**Given exercise**
Show each line that has the string "Rate" in it.

**The data**
================
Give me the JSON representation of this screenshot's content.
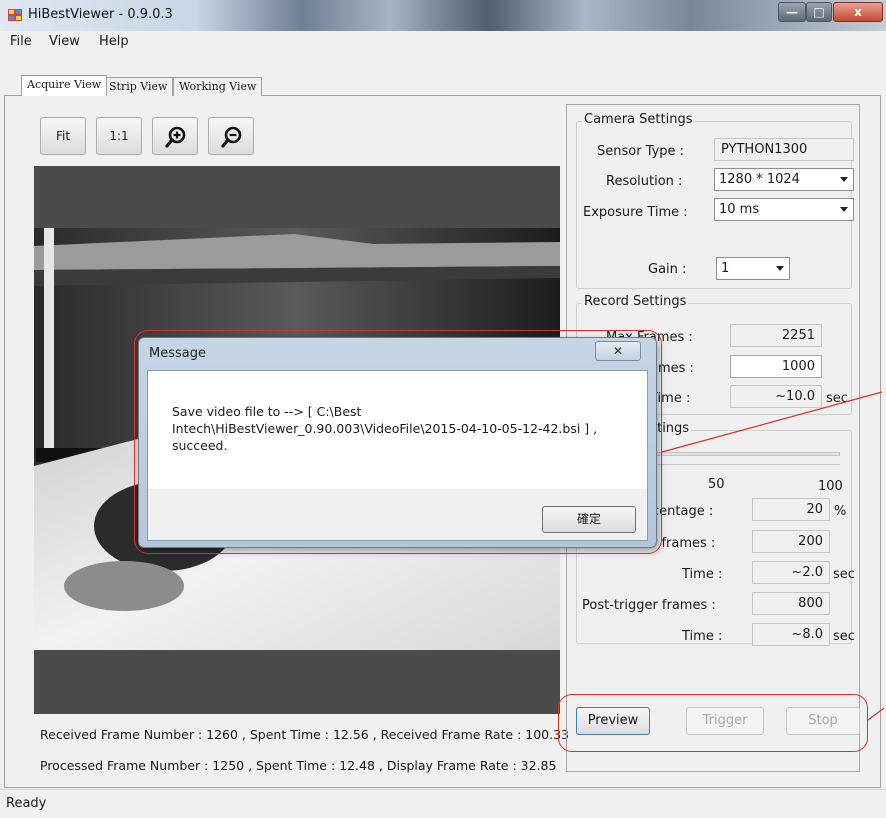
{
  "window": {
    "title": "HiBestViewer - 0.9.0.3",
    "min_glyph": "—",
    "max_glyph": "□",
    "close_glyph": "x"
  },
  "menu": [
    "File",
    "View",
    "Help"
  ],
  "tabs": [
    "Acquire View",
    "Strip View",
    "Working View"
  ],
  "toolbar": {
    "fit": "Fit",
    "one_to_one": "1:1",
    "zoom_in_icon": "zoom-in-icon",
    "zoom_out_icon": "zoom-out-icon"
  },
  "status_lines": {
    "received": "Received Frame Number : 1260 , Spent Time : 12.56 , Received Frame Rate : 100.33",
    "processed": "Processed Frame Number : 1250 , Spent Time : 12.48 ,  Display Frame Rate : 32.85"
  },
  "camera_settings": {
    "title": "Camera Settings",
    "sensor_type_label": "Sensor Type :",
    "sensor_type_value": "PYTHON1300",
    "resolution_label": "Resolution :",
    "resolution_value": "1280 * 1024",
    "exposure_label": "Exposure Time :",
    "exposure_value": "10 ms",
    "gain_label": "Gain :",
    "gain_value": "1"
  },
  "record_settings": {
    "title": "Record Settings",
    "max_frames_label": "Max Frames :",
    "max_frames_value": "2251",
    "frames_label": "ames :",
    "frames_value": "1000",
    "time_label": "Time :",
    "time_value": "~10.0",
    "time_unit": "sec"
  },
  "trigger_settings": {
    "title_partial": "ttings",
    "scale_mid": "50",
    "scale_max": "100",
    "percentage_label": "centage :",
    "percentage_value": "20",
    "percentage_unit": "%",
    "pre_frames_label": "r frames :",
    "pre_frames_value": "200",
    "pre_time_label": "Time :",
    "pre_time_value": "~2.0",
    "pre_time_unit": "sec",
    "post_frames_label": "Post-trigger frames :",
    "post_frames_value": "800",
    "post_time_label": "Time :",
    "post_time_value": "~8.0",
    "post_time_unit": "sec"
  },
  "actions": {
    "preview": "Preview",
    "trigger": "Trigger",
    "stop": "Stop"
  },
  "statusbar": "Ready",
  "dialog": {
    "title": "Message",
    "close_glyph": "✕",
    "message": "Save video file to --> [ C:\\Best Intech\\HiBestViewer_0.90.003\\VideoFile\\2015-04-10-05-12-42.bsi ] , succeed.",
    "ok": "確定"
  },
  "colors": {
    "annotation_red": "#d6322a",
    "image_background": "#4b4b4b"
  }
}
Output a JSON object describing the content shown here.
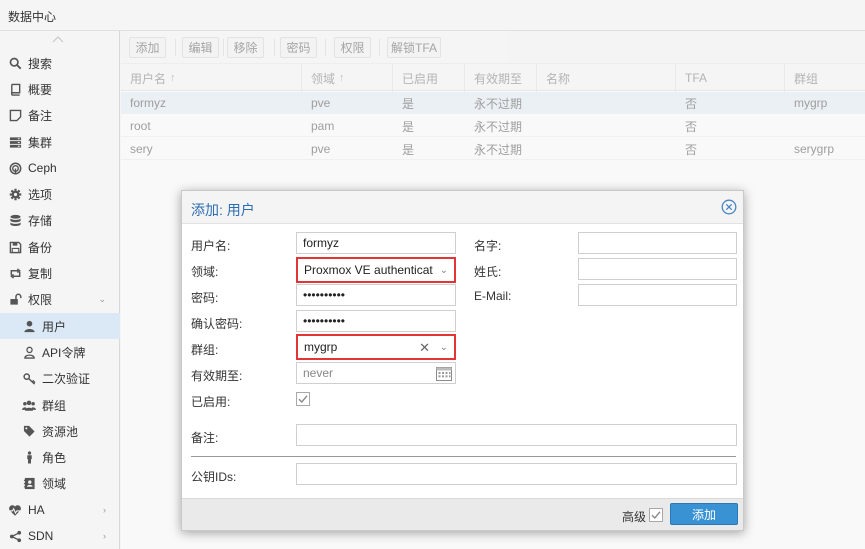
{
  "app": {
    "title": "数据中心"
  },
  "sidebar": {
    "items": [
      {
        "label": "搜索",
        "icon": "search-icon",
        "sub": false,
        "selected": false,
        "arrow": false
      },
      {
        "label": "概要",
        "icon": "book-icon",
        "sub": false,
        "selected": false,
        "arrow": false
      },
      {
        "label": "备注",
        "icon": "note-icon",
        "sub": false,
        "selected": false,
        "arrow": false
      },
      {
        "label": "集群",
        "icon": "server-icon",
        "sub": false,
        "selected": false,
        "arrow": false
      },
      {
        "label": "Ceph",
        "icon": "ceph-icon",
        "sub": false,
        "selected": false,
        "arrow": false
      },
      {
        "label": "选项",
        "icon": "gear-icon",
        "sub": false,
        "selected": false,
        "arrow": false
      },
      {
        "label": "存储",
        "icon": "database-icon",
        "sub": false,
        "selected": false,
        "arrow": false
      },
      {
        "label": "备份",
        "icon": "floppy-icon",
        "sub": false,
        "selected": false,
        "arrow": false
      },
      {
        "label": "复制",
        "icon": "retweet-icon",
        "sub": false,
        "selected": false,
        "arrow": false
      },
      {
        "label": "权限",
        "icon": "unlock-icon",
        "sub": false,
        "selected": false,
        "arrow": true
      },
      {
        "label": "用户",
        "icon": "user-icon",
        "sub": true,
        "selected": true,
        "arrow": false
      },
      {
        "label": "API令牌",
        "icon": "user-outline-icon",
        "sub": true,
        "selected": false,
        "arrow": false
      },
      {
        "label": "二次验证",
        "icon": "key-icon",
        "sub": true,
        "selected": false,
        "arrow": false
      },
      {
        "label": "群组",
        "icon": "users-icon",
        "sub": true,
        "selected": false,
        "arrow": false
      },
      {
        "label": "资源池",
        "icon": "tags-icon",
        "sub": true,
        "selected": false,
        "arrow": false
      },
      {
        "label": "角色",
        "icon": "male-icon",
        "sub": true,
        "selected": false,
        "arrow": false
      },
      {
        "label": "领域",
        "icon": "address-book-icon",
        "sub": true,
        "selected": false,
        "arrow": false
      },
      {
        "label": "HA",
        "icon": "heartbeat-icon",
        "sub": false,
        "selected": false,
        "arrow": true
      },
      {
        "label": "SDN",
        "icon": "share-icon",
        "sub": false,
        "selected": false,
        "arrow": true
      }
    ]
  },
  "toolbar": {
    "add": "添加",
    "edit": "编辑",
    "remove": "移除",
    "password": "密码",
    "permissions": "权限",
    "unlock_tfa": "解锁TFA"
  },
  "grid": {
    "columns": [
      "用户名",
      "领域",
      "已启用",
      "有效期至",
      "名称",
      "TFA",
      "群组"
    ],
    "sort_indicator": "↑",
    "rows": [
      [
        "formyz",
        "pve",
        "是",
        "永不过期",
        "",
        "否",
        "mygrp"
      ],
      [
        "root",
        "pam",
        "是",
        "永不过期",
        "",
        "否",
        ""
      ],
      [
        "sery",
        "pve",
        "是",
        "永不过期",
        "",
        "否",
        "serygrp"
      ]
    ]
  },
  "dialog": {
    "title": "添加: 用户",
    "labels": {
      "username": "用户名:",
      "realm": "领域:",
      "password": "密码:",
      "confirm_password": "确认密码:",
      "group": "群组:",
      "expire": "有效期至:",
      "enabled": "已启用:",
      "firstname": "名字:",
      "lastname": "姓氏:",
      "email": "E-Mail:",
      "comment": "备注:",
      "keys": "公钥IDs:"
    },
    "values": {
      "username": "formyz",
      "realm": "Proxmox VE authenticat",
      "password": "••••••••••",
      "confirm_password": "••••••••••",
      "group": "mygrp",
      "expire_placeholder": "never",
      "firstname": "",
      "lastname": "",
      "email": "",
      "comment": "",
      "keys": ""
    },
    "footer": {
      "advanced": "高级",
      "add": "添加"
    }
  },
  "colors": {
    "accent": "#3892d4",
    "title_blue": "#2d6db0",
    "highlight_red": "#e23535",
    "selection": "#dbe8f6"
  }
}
================
**Response to the exercise**
    "received": "Received Frame Number : 1260 , Spent Time : 12.56 , Received Frame Rate : 100.33",
    "processed": "Processed Frame Number : 1250 , Spent Time : 12.48 ,  Display Frame Rate : 32.85"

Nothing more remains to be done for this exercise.